◆ **JOB**:
Below is a block of records; repeat each one exactly.

◆ **GIVEN DATA**:
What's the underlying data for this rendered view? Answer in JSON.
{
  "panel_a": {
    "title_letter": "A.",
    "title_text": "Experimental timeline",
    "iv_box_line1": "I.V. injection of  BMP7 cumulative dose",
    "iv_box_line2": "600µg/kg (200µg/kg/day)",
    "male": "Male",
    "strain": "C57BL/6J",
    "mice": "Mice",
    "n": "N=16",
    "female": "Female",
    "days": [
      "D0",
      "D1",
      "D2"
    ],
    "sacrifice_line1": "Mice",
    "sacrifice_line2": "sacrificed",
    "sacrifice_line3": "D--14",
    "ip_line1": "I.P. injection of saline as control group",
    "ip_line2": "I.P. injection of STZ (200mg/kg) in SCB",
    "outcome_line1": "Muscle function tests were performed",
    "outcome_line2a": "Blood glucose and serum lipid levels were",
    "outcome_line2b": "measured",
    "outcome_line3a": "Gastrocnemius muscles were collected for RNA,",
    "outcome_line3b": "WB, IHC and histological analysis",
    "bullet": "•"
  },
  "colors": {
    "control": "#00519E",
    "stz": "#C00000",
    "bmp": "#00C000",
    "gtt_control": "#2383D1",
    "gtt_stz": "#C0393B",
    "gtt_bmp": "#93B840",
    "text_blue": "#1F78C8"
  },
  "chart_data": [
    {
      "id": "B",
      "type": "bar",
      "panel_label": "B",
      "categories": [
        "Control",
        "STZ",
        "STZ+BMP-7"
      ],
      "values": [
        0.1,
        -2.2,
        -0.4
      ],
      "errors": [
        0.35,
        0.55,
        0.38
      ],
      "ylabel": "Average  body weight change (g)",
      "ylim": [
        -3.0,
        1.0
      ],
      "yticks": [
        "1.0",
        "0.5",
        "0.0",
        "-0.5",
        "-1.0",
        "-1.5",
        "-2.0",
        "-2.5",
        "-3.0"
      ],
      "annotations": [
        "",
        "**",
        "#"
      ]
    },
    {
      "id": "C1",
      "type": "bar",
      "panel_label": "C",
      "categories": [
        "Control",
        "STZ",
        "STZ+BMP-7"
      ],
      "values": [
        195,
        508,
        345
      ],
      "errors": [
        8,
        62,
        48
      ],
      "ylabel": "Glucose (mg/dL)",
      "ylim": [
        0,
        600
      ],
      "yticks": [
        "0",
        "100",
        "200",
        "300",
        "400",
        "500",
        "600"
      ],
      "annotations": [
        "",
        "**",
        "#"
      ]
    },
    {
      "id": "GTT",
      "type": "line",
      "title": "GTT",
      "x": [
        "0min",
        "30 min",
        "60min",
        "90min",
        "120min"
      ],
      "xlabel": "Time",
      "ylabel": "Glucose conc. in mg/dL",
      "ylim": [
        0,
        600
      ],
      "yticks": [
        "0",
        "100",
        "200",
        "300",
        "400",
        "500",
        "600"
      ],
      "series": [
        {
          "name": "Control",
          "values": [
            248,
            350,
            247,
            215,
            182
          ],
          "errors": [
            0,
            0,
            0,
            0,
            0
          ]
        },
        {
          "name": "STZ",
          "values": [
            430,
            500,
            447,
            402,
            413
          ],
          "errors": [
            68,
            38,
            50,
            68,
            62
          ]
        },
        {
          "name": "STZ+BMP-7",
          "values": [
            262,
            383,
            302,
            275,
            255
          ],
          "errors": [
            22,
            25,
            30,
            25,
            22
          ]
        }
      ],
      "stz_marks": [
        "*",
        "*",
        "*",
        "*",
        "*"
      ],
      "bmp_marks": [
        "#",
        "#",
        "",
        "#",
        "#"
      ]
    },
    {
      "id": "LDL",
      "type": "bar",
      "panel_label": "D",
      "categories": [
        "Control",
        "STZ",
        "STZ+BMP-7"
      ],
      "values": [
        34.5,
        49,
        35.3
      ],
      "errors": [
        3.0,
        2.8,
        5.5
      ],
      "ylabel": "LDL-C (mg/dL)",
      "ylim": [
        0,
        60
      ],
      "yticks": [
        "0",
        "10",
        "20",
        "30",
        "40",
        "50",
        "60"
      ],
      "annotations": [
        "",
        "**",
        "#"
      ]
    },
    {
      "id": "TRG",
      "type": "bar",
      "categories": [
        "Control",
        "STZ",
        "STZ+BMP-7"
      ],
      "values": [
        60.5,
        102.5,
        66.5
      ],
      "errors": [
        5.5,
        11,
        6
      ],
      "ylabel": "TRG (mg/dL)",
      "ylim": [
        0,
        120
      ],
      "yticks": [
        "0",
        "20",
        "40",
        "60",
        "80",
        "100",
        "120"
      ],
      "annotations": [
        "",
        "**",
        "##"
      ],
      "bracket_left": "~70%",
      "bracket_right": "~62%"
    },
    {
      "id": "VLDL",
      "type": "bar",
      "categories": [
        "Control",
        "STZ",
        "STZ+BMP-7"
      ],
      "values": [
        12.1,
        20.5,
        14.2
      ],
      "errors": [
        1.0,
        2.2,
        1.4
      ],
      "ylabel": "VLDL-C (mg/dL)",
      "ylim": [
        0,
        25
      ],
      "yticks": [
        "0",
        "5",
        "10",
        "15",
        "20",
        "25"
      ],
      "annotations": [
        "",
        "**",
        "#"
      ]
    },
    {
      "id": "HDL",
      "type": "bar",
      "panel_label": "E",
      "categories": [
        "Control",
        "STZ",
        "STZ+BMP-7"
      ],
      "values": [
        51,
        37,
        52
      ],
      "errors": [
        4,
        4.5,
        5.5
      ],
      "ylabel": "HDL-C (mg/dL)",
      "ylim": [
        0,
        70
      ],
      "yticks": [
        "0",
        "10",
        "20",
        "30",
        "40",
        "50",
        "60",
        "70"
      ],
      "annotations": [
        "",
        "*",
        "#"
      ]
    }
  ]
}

◆ **WRITTEN SOLUTION**:
What's the underlying data for this rendered view? Answer in JSON.
{
  "panel_a": {
    "title_letter": "A.",
    "title_text": "Experimental timeline",
    "iv_box_line1": "I.V. injection of  BMP7 cumulative dose",
    "iv_box_line2": "600µg/kg (200µg/kg/day)",
    "male": "Male",
    "strain": "C57BL/6J",
    "mice": "Mice",
    "n": "N=16",
    "female": "Female",
    "days": [
      "D0",
      "D1",
      "D2"
    ],
    "sacrifice_line1": "Mice",
    "sacrifice_line2": "sacrificed",
    "sacrifice_line3": "D--14",
    "ip_line1": "I.P. injection of saline as control group",
    "ip_line2": "I.P. injection of STZ (200mg/kg) in SCB",
    "outcome_line1": "Muscle function tests were performed",
    "outcome_line2a": "Blood glucose and serum lipid levels were",
    "outcome_line2b": "measured",
    "outcome_line3a": "Gastrocnemius muscles were collected for RNA,",
    "outcome_line3b": "WB, IHC and histological analysis",
    "bullet": "•"
  },
  "colors": {
    "control": "#00519E",
    "stz": "#C00000",
    "bmp": "#00C000",
    "gtt_control": "#2383D1",
    "gtt_stz": "#C0393B",
    "gtt_bmp": "#93B840",
    "text_blue": "#1F78C8"
  },
  "chart_data": [
    {
      "id": "B",
      "type": "bar",
      "panel_label": "B",
      "categories": [
        "Control",
        "STZ",
        "STZ+BMP-7"
      ],
      "values": [
        0.1,
        -2.2,
        -0.4
      ],
      "errors": [
        0.35,
        0.55,
        0.38
      ],
      "ylabel": "Average  body weight change (g)",
      "ylim": [
        -3.0,
        1.0
      ],
      "yticks": [
        "1.0",
        "0.5",
        "0.0",
        "-0.5",
        "-1.0",
        "-1.5",
        "-2.0",
        "-2.5",
        "-3.0"
      ],
      "annotations": [
        "",
        "**",
        "#"
      ]
    },
    {
      "id": "C1",
      "type": "bar",
      "panel_label": "C",
      "categories": [
        "Control",
        "STZ",
        "STZ+BMP-7"
      ],
      "values": [
        195,
        508,
        345
      ],
      "errors": [
        8,
        62,
        48
      ],
      "ylabel": "Glucose (mg/dL)",
      "ylim": [
        0,
        600
      ],
      "yticks": [
        "0",
        "100",
        "200",
        "300",
        "400",
        "500",
        "600"
      ],
      "annotations": [
        "",
        "**",
        "#"
      ]
    },
    {
      "id": "GTT",
      "type": "line",
      "title": "GTT",
      "x": [
        "0min",
        "30 min",
        "60min",
        "90min",
        "120min"
      ],
      "xlabel": "Time",
      "ylabel": "Glucose conc. in mg/dL",
      "ylim": [
        0,
        600
      ],
      "yticks": [
        "0",
        "100",
        "200",
        "300",
        "400",
        "500",
        "600"
      ],
      "series": [
        {
          "name": "Control",
          "values": [
            248,
            350,
            247,
            215,
            182
          ],
          "errors": [
            0,
            0,
            0,
            0,
            0
          ]
        },
        {
          "name": "STZ",
          "values": [
            430,
            500,
            447,
            402,
            413
          ],
          "errors": [
            68,
            38,
            50,
            68,
            62
          ]
        },
        {
          "name": "STZ+BMP-7",
          "values": [
            262,
            383,
            302,
            275,
            255
          ],
          "errors": [
            22,
            25,
            30,
            25,
            22
          ]
        }
      ],
      "stz_marks": [
        "*",
        "*",
        "*",
        "*",
        "*"
      ],
      "bmp_marks": [
        "#",
        "#",
        "",
        "#",
        "#"
      ]
    },
    {
      "id": "LDL",
      "type": "bar",
      "panel_label": "D",
      "categories": [
        "Control",
        "STZ",
        "STZ+BMP-7"
      ],
      "values": [
        34.5,
        49,
        35.3
      ],
      "errors": [
        3.0,
        2.8,
        5.5
      ],
      "ylabel": "LDL-C (mg/dL)",
      "ylim": [
        0,
        60
      ],
      "yticks": [
        "0",
        "10",
        "20",
        "30",
        "40",
        "50",
        "60"
      ],
      "annotations": [
        "",
        "**",
        "#"
      ]
    },
    {
      "id": "TRG",
      "type": "bar",
      "categories": [
        "Control",
        "STZ",
        "STZ+BMP-7"
      ],
      "values": [
        60.5,
        102.5,
        66.5
      ],
      "errors": [
        5.5,
        11,
        6
      ],
      "ylabel": "TRG (mg/dL)",
      "ylim": [
        0,
        120
      ],
      "yticks": [
        "0",
        "20",
        "40",
        "60",
        "80",
        "100",
        "120"
      ],
      "annotations": [
        "",
        "**",
        "##"
      ],
      "bracket_left": "~70%",
      "bracket_right": "~62%"
    },
    {
      "id": "VLDL",
      "type": "bar",
      "categories": [
        "Control",
        "STZ",
        "STZ+BMP-7"
      ],
      "values": [
        12.1,
        20.5,
        14.2
      ],
      "errors": [
        1.0,
        2.2,
        1.4
      ],
      "ylabel": "VLDL-C (mg/dL)",
      "ylim": [
        0,
        25
      ],
      "yticks": [
        "0",
        "5",
        "10",
        "15",
        "20",
        "25"
      ],
      "annotations": [
        "",
        "**",
        "#"
      ]
    },
    {
      "id": "HDL",
      "type": "bar",
      "panel_label": "E",
      "categories": [
        "Control",
        "STZ",
        "STZ+BMP-7"
      ],
      "values": [
        51,
        37,
        52
      ],
      "errors": [
        4,
        4.5,
        5.5
      ],
      "ylabel": "HDL-C (mg/dL)",
      "ylim": [
        0,
        70
      ],
      "yticks": [
        "0",
        "10",
        "20",
        "30",
        "40",
        "50",
        "60",
        "70"
      ],
      "annotations": [
        "",
        "*",
        "#"
      ]
    }
  ]
}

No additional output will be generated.